**Problem set**
- 1) Copy everything in the editorial on the state's fiscal choices from "But first, the" down to "longer than normal.".
- 2) Answer these questions using the editorial on the state's fiscal choices:
(a) Which two organizations produced the recent analyses the editorial mentions?
(b) At most, how much in extra pension liabilities over the next 20 years will the state Supreme Court rulings spare taxpayers?
(c) How much longer than normal did it take Washington to recover all the jobs lost in the recession?
- 3) Write the next part of the editorial on the state's fiscal choices, picking up after its last sentence.

**Text provided**
Editorial: State’s fiscal choices far from easy
There’s still time from legislative candidates to announce they’ve had a change of heart and no longer feel the pull of Olympia’s gloomy grey winters.
And it won’t be very nice outside, either.
OK, that’s a cheap joke, but there is little that is cheap about running state government. Recent analyses by the Washington Office of Financial Management and Washington Research Council underscore the challenges ahead for what almost certainly will be a Legislature divided into a Republican Senate and Democratic House.
But first, the good news. Recent rulings by the Washington Supreme Court in two related state pension cases will relieve taxpayers’ responsibility for as much as $10 billion in extra pension liabilities over the next 20 years. Although the state’s plans are in good shape overall, there’s still some catching up to do – to the tune of $432 million in the 2015-2017 biennium.
More optimistic revenue estimates also will be helpful, but it will not be news to anyone in Spokane that this recovery has not generated the economic momentum of prior rebounds. Washington finally has recovered all the jobs lost during the recession, but it took two years longer than normal.

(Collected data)
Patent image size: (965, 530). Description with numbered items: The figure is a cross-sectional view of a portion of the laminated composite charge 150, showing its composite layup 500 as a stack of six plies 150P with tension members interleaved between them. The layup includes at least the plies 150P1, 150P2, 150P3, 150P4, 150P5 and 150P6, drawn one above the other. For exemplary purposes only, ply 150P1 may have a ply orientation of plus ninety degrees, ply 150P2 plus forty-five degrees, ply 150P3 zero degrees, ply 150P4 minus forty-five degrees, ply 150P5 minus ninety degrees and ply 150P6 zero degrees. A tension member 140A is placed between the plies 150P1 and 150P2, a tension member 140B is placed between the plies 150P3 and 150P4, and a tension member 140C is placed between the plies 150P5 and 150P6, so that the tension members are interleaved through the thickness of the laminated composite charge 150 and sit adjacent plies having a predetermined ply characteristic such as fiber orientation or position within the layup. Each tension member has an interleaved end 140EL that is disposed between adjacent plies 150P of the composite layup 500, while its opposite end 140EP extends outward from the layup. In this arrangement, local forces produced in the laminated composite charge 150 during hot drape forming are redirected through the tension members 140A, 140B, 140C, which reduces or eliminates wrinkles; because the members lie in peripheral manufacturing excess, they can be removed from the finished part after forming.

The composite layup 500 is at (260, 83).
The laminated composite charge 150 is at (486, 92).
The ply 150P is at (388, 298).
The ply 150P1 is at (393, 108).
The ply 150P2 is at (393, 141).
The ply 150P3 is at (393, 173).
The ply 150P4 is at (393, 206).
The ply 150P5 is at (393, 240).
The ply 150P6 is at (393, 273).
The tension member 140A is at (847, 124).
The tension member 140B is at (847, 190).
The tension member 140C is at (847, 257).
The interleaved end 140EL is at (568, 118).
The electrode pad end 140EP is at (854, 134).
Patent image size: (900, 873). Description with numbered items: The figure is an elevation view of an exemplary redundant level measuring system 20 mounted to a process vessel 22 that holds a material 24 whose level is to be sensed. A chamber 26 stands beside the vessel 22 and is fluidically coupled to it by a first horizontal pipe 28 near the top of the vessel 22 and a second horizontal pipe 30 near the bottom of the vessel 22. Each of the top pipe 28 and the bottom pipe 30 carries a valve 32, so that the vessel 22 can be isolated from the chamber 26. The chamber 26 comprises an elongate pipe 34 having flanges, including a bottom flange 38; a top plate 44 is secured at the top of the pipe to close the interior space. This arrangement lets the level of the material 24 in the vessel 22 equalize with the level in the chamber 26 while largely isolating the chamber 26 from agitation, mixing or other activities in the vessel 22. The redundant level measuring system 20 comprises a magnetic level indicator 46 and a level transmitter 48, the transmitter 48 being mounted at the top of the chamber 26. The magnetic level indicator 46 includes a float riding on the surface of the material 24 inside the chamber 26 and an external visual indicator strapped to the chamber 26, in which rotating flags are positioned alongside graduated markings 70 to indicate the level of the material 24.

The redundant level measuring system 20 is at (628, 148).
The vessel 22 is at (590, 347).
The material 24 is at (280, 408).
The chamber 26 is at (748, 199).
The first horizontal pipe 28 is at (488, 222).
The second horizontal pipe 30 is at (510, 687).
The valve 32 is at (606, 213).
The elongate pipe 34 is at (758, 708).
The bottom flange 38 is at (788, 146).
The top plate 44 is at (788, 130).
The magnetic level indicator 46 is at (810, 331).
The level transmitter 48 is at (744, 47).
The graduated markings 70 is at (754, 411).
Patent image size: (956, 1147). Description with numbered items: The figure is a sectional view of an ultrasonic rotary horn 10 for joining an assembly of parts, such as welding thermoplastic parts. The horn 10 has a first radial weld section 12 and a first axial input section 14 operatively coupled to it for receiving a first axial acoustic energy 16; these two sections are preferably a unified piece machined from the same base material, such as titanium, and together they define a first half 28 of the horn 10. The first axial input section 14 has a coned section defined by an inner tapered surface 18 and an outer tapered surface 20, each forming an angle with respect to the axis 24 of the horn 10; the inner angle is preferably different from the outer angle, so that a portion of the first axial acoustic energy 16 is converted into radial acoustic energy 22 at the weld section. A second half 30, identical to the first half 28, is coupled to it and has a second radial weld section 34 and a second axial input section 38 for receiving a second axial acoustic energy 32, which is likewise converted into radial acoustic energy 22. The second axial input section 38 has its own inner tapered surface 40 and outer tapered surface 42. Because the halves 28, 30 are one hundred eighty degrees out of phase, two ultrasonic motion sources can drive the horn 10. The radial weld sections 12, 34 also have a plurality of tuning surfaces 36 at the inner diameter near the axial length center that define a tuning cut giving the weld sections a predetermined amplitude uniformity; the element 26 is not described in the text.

**Outputs**
- 1)
But first, the good news. Recent rulings by the Washington Supreme Court in two related state pension cases will relieve taxpayers’ responsibility for as much as $10 billion in extra pension liabilities over the next 20 years. Although the state’s plans are in good shape overall, there’s still some catching up to do – to the tune of $432 million in the 2015-2017 biennium.
More optimistic revenue estimates also will be helpful, but it will not be news to anyone in Spokane that this recovery has not generated the economic momentum of prior rebounds. Washington finally has recovered all the jobs lost during the recession, but it took two years longer than normal.

- 2)
(a) The Washington Office of Financial Management and the Washington Research Council.
(b) As much as $10 billion.
(c) Two years.

- 3)
As the research council points out, spending has exceeded revenues since 2005-2007, with the deficits papered over by “redirecting” $387 million from capital accounts into operating accounts, for example. That’s a bad practice, and an unsustainable one, yet the OFM forecast for the next biennium shows another $1 billion gap despite a projected $2.5 billion increase in revenues.
And the worst of it is that does not include the $1 billion to $2 billion that will be needed to satisfy the state Supreme Court that the Legislature is making “ample” provision for K-12 education. Schools, along with pension commitments, debt service and other obligations, consume almost two-thirds of the budget, meaning higher education, corrections and other segments will have to absorb any cutbacks.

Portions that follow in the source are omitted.